--- BEGIN Recorded data ---
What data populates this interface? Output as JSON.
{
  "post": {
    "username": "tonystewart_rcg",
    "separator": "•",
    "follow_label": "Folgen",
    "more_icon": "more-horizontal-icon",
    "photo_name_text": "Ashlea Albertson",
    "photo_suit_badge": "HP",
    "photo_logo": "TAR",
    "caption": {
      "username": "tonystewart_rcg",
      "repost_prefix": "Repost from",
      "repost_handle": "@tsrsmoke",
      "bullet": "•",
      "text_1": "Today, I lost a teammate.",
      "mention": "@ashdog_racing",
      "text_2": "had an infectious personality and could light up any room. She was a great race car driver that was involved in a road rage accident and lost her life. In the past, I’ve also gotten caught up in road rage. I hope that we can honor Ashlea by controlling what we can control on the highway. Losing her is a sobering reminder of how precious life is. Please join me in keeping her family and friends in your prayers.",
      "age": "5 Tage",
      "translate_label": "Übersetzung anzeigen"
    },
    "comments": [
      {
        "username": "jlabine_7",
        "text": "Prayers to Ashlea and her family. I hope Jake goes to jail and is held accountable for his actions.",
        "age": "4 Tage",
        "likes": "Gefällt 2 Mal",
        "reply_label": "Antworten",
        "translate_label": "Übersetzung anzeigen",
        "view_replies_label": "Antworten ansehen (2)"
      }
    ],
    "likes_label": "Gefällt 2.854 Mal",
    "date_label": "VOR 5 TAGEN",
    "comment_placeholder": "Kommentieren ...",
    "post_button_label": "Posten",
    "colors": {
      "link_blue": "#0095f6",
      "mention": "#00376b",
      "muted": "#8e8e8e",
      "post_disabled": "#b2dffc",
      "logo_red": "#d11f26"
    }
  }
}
--- END Recorded data ---
Reproduce the full listing word for word.

What data populates this interface? Output as JSON.
{
  "post": {
    "username": "tonystewart_rcg",
    "separator": "•",
    "follow_label": "Folgen",
    "more_icon": "more-horizontal-icon",
    "photo_name_text": "Ashlea Albertson",
    "photo_suit_badge": "HP",
    "photo_logo": "TAR",
    "caption": {
      "username": "tonystewart_rcg",
      "repost_prefix": "Repost from",
      "repost_handle": "@tsrsmoke",
      "bullet": "•",
      "text_1": "Today, I lost a teammate.",
      "mention": "@ashdog_racing",
      "text_2": "had an infectious personality and could light up any room. She was a great race car driver that was involved in a road rage accident and lost her life. In the past, I’ve also gotten caught up in road rage. I hope that we can honor Ashlea by controlling what we can control on the highway. Losing her is a sobering reminder of how precious life is. Please join me in keeping her family and friends in your prayers.",
      "age": "5 Tage",
      "translate_label": "Übersetzung anzeigen"
    },
    "comments": [
      {
        "username": "jlabine_7",
        "text": "Prayers to Ashlea and her family. I hope Jake goes to jail and is held accountable for his actions.",
        "age": "4 Tage",
        "likes": "Gefällt 2 Mal",
        "reply_label": "Antworten",
        "translate_label": "Übersetzung anzeigen",
        "view_replies_label": "Antworten ansehen (2)"
      }
    ],
    "likes_label": "Gefällt 2.854 Mal",
    "date_label": "VOR 5 TAGEN",
    "comment_placeholder": "Kommentieren ...",
    "post_button_label": "Posten",
    "colors": {
      "link_blue": "#0095f6",
      "mention": "#00376b",
      "muted": "#8e8e8e",
      "post_disabled": "#b2dffc",
      "logo_red": "#d11f26"
    }
  }
}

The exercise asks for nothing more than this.